- _VEREISTEN_: Zet het stuk van het begin van de gegevens tot en met de regel met "series-line <box>129 52 659 417</box>" om in een JSON-lijst van strings, met één string per regel en zonder lege regels. Geef alsjeblieft alleen dat stuk.

- _OPGESLAGEN GEGEVENS_:
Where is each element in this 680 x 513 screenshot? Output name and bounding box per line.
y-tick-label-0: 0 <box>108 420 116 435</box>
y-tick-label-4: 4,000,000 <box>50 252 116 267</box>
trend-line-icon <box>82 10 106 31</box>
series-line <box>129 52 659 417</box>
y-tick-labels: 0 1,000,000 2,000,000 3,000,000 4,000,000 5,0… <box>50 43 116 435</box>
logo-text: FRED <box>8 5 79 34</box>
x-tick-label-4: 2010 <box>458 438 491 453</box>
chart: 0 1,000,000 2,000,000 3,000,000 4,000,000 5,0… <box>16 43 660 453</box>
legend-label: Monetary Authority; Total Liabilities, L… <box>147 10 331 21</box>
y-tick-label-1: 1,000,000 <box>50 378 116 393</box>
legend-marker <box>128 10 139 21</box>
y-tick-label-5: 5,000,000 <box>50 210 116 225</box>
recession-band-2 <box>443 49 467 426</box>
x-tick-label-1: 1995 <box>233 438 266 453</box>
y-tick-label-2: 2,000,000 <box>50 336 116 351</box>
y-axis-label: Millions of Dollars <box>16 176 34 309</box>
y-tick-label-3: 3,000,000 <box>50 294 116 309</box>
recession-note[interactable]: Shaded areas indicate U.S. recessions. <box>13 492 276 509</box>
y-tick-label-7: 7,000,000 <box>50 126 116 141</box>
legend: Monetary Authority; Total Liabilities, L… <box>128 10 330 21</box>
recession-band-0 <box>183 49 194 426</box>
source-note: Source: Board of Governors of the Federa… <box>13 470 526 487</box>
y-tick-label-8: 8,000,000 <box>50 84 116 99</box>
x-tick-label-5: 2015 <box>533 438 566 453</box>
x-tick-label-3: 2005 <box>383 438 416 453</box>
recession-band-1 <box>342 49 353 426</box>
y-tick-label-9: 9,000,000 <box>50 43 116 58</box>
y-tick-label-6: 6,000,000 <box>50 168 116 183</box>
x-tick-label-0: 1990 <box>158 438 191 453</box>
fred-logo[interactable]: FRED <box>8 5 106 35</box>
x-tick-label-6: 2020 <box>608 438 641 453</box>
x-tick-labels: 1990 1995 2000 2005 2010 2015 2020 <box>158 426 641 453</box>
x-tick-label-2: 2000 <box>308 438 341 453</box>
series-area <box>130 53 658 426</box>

- _HET ANTWOORD_:
[
  "Where is each element in this 680 x 513 screenshot? Output name and bounding box per line.",
  "y-tick-label-0: 0 <box>108 420 116 435</box>",
  "y-tick-label-4: 4,000,000 <box>50 252 116 267</box>",
  "trend-line-icon <box>82 10 106 31</box>",
  "series-line <box>129 52 659 417</box>"
]